• **The task**
Write the data out again in full, with no departure from the original.
##############################
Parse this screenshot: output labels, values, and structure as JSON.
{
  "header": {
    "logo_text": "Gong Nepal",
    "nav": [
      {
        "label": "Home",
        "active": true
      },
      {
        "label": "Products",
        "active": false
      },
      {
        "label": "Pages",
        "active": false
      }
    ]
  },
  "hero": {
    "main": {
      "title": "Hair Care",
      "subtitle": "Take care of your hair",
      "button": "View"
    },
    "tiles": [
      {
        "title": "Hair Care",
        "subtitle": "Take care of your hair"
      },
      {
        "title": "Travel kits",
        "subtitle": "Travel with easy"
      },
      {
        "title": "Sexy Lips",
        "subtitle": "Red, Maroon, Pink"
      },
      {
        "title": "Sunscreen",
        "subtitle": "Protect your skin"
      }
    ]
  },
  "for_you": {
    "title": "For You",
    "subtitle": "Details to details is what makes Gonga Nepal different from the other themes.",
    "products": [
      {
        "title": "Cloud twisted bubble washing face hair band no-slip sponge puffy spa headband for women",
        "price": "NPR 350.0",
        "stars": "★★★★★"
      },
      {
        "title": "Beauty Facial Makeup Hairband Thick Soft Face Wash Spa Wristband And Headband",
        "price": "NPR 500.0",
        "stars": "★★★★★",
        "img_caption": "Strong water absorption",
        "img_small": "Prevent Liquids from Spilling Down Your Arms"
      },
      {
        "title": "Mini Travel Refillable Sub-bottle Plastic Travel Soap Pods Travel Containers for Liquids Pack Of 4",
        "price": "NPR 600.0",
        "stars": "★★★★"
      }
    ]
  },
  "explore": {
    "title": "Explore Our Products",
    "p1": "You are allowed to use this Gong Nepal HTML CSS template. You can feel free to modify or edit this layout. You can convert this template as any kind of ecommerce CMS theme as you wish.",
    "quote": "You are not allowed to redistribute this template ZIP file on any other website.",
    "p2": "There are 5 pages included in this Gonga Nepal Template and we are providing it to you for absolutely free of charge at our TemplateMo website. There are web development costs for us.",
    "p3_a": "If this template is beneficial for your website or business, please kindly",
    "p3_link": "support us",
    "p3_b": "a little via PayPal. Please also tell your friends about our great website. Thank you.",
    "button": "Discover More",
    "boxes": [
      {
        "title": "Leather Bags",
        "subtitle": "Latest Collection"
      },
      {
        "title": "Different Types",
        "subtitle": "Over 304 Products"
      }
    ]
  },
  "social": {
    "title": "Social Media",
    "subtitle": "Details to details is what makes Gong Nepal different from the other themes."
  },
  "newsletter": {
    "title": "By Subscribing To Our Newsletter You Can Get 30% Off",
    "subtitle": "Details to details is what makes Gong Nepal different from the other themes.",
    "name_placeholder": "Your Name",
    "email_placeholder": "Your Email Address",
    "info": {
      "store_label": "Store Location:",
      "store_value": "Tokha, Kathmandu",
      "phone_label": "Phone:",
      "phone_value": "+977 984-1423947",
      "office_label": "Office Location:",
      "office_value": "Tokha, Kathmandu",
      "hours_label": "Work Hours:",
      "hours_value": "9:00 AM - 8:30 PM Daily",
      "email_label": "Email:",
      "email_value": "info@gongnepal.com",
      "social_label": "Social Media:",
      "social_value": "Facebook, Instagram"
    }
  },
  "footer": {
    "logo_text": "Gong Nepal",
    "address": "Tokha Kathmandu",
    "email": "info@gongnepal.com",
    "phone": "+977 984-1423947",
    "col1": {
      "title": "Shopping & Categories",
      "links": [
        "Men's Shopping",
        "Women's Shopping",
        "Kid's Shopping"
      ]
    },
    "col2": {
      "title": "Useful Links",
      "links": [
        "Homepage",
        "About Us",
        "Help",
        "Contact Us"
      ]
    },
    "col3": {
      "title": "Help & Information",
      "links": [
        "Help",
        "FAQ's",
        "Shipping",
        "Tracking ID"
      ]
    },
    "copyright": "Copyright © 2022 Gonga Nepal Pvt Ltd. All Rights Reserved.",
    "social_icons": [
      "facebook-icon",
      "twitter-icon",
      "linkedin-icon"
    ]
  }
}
##############################
• **Answer**
Parse this screenshot: output labels, values, and structure as JSON.
{
  "header": {
    "logo_text": "Gong Nepal",
    "nav": [
      {
        "label": "Home",
        "active": true
      },
      {
        "label": "Products",
        "active": false
      },
      {
        "label": "Pages",
        "active": false
      }
    ]
  },
  "hero": {
    "main": {
      "title": "Hair Care",
      "subtitle": "Take care of your hair",
      "button": "View"
    },
    "tiles": [
      {
        "title": "Hair Care",
        "subtitle": "Take care of your hair"
      },
      {
        "title": "Travel kits",
        "subtitle": "Travel with easy"
      },
      {
        "title": "Sexy Lips",
        "subtitle": "Red, Maroon, Pink"
      },
      {
        "title": "Sunscreen",
        "subtitle": "Protect your skin"
      }
    ]
  },
  "for_you": {
    "title": "For You",
    "subtitle": "Details to details is what makes Gonga Nepal different from the other themes.",
    "products": [
      {
        "title": "Cloud twisted bubble washing face hair band no-slip sponge puffy spa headband for women",
        "price": "NPR 350.0",
        "stars": "★★★★★"
      },
      {
        "title": "Beauty Facial Makeup Hairband Thick Soft Face Wash Spa Wristband And Headband",
        "price": "NPR 500.0",
        "stars": "★★★★★",
        "img_caption": "Strong water absorption",
        "img_small": "Prevent Liquids from Spilling Down Your Arms"
      },
      {
        "title": "Mini Travel Refillable Sub-bottle Plastic Travel Soap Pods Travel Containers for Liquids Pack Of 4",
        "price": "NPR 600.0",
        "stars": "★★★★"
      }
    ]
  },
  "explore": {
    "title": "Explore Our Products",
    "p1": "You are allowed to use this Gong Nepal HTML CSS template. You can feel free to modify or edit this layout. You can convert this template as any kind of ecommerce CMS theme as you wish.",
    "quote": "You are not allowed to redistribute this template ZIP file on any other website.",
    "p2": "There are 5 pages included in this Gonga Nepal Template and we are providing it to you for absolutely free of charge at our TemplateMo website. There are web development costs for us.",
    "p3_a": "If this template is beneficial for your website or business, please kindly",
    "p3_link": "support us",
    "p3_b": "a little via PayPal. Please also tell your friends about our great website. Thank you.",
    "button": "Discover More",
    "boxes": [
      {
        "title": "Leather Bags",
        "subtitle": "Latest Collection"
      },
      {
        "title": "Different Types",
        "subtitle": "Over 304 Products"
      }
    ]
  },
  "social": {
    "title": "Social Media",
    "subtitle": "Details to details is what makes Gong Nepal different from the other themes."
  },
  "newsletter": {
    "title": "By Subscribing To Our Newsletter You Can Get 30% Off",
    "subtitle": "Details to details is what makes Gong Nepal different from the other themes.",
    "name_placeholder": "Your Name",
    "email_placeholder": "Your Email Address",
    "info": {
      "store_label": "Store Location:",
      "store_value": "Tokha, Kathmandu",
      "phone_label": "Phone:",
      "phone_value": "+977 984-1423947",
      "office_label": "Office Location:",
      "office_value": "Tokha, Kathmandu",
      "hours_label": "Work Hours:",
      "hours_value": "9:00 AM - 8:30 PM Daily",
      "email_label": "Email:",
      "email_value": "info@gongnepal.com",
      "social_label": "Social Media:",
      "social_value": "Facebook, Instagram"
    }
  },
  "footer": {
    "logo_text": "Gong Nepal",
    "address": "Tokha Kathmandu",
    "email": "info@gongnepal.com",
    "phone": "+977 984-1423947",
    "col1": {
      "title": "Shopping & Categories",
      "links": [
        "Men's Shopping",
        "Women's Shopping",
        "Kid's Shopping"
      ]
    },
    "col2": {
      "title": "Useful Links",
      "links": [
        "Homepage",
        "About Us",
        "Help",
        "Contact Us"
      ]
    },
    "col3": {
      "title": "Help & Information",
      "links": [
        "Help",
        "FAQ's",
        "Shipping",
        "Tracking ID"
      ]
    },
    "copyright": "Copyright © 2022 Gonga Nepal Pvt Ltd. All Rights Reserved.",
    "social_icons": [
      "facebook-icon",
      "twitter-icon",
      "linkedin-icon"
    ]
  }
}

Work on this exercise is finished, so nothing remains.